Data entries for graphics:

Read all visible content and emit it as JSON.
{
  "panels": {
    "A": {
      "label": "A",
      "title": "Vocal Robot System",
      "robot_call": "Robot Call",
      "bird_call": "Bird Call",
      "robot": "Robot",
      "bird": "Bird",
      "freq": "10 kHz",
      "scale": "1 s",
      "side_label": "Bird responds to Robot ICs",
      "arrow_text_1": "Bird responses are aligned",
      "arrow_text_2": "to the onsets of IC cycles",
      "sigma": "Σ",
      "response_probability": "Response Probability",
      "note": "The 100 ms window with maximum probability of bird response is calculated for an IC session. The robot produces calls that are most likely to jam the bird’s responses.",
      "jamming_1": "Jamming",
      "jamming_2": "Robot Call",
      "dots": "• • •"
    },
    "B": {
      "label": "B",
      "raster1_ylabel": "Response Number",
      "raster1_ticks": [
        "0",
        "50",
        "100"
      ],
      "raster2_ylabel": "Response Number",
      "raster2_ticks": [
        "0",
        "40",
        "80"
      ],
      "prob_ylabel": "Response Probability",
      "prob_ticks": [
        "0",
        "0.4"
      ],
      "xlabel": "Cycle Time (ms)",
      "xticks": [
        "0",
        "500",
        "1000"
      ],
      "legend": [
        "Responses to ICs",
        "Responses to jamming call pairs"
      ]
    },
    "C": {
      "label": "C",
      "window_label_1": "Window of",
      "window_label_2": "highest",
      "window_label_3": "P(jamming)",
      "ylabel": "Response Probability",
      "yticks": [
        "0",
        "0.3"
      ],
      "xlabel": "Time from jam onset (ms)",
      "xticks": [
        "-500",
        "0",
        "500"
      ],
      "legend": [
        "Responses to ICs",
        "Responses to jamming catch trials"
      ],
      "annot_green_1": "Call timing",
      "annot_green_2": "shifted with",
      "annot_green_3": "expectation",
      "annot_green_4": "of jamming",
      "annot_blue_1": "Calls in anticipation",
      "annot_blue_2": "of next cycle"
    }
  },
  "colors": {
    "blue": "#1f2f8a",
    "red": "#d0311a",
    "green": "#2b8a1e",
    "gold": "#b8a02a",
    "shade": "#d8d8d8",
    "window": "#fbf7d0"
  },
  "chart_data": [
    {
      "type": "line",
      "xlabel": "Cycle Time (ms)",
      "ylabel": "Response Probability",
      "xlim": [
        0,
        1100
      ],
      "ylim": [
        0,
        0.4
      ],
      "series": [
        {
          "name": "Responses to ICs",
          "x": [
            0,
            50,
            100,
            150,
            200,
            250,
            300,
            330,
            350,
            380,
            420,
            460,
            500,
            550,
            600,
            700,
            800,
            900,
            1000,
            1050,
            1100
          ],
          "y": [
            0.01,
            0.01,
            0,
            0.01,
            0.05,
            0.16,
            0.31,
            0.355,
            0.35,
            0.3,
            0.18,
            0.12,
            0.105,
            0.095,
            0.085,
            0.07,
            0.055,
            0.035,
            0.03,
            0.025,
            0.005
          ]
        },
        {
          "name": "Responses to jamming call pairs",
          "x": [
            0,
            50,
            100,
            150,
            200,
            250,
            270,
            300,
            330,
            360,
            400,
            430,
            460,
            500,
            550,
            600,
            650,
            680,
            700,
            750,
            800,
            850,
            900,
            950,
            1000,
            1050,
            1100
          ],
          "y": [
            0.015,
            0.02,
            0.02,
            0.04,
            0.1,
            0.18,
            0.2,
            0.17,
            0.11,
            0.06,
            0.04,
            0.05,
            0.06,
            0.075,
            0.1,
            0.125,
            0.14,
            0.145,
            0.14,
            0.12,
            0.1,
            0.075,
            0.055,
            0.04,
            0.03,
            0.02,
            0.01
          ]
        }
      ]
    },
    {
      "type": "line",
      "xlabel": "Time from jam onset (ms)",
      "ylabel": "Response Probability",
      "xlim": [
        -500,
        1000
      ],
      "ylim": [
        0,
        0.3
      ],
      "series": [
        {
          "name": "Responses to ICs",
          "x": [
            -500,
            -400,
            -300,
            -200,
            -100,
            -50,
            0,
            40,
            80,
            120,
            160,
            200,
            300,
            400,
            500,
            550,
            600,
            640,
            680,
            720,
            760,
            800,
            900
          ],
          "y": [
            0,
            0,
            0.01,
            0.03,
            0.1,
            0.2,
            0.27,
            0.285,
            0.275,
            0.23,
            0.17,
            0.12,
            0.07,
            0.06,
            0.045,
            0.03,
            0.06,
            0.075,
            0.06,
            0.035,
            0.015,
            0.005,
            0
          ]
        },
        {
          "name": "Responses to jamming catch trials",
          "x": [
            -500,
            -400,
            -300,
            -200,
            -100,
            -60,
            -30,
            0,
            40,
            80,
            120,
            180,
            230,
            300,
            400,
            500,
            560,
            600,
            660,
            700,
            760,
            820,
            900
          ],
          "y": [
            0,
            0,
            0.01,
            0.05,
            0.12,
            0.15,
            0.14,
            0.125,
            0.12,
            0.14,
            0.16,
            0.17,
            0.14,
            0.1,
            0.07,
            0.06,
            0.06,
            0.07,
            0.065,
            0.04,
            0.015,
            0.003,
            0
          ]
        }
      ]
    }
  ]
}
--
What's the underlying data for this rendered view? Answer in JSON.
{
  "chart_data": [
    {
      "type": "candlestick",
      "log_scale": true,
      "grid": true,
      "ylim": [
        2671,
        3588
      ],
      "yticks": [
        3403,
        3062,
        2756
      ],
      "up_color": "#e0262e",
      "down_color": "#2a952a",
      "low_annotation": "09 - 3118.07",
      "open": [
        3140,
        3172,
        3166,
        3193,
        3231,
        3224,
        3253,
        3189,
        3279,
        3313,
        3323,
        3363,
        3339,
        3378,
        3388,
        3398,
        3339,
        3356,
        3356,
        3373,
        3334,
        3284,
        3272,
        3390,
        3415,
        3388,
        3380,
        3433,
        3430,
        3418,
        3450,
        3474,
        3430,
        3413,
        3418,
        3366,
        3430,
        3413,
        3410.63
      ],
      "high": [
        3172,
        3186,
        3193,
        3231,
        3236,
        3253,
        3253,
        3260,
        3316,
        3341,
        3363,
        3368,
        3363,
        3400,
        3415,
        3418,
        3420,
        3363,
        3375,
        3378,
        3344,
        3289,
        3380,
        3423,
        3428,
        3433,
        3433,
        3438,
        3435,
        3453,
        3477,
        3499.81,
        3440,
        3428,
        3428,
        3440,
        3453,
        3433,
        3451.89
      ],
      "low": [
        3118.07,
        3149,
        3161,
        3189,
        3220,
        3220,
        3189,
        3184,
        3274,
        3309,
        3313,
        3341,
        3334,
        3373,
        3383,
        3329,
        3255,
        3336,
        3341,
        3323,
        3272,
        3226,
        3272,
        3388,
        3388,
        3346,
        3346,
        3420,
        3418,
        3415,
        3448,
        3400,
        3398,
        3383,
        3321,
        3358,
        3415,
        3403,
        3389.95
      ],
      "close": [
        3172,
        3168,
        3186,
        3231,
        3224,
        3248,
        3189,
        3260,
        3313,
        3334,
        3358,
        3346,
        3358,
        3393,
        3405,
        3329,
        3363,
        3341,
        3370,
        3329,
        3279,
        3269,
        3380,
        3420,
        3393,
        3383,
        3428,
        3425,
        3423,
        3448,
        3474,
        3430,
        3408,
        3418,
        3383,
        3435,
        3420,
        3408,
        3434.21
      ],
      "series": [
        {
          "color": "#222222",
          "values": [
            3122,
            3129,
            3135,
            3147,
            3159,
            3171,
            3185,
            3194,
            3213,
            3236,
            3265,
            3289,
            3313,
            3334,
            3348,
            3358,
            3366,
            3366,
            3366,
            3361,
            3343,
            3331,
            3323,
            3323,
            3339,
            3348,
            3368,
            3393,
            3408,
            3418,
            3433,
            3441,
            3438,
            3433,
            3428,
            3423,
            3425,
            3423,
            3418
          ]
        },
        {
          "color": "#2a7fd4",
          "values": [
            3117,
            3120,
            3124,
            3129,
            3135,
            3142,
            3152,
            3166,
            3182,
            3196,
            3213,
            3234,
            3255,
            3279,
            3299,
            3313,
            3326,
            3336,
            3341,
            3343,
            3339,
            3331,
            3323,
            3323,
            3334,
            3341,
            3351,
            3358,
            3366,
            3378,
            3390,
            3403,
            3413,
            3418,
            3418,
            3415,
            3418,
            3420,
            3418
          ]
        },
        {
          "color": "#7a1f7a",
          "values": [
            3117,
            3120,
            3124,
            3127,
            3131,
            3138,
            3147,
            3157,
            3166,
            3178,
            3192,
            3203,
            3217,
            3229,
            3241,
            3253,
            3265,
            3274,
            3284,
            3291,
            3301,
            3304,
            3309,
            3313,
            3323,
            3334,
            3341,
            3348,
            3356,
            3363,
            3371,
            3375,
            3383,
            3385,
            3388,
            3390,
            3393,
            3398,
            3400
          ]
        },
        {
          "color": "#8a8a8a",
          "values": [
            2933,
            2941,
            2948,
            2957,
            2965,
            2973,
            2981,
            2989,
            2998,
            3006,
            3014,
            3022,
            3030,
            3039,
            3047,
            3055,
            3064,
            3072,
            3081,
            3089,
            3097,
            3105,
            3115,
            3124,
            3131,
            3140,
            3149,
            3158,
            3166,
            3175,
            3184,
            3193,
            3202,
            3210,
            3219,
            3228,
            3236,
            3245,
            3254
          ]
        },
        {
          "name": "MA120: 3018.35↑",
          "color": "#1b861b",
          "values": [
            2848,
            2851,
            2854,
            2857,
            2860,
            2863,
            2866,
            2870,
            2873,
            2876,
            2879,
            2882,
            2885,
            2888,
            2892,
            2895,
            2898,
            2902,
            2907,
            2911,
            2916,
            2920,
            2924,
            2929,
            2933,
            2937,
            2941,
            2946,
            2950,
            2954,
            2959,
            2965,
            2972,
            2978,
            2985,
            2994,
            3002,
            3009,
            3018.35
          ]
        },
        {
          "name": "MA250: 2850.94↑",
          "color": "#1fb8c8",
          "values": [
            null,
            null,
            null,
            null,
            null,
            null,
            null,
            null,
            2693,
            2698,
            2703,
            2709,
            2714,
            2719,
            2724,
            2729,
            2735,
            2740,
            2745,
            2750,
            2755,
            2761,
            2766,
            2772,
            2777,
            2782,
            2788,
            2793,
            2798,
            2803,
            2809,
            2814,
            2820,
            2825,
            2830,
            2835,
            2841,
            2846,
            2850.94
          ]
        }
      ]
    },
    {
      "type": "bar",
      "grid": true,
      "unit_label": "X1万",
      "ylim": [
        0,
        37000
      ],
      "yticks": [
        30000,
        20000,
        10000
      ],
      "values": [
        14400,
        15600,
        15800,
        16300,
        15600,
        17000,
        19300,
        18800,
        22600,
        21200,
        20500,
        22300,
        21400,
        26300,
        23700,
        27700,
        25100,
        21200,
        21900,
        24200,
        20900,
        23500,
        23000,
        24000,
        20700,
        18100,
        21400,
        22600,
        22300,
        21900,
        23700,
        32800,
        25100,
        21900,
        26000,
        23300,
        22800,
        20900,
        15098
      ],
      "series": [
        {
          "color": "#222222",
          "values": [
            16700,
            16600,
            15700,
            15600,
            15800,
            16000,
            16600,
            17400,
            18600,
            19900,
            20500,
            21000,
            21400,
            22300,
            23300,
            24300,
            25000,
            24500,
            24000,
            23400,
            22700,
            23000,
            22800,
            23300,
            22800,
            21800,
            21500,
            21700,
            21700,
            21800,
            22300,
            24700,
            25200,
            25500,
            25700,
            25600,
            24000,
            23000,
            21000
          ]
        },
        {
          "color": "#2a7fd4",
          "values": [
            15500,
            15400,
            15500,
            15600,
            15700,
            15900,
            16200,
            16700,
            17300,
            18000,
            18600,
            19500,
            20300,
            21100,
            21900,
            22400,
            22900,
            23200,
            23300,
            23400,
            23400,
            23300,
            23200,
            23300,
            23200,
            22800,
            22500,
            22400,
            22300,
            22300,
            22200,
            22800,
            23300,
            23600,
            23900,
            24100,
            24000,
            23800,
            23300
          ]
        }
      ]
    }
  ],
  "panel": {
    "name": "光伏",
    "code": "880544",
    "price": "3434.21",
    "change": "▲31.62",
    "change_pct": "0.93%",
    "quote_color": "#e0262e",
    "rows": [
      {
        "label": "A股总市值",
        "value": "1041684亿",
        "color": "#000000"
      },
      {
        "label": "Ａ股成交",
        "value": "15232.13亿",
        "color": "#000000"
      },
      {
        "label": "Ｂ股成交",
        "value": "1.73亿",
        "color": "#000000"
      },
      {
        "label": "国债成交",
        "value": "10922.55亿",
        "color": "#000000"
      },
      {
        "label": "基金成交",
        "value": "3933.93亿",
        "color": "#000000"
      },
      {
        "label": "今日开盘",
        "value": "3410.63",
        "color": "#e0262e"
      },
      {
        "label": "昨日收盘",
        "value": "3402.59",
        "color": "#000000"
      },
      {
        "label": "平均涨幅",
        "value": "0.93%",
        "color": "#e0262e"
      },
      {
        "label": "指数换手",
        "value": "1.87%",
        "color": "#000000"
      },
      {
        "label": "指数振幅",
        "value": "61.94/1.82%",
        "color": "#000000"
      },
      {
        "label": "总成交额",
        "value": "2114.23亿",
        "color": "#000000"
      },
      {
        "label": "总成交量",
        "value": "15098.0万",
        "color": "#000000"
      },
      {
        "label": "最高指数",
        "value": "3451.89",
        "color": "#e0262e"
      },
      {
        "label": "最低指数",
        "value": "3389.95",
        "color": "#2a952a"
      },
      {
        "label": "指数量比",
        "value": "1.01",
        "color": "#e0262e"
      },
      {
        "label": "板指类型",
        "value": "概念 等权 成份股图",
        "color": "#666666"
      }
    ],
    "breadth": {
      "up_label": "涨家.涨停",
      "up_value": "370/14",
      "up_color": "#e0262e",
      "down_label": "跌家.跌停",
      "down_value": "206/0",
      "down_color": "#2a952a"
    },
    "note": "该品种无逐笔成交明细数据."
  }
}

Work to be completed —
Keep only those lines of the records that hold "pairs", and return them.

Complete output —
        "Responses to jamming call pairs"
          "name": "Responses to jamming call pairs",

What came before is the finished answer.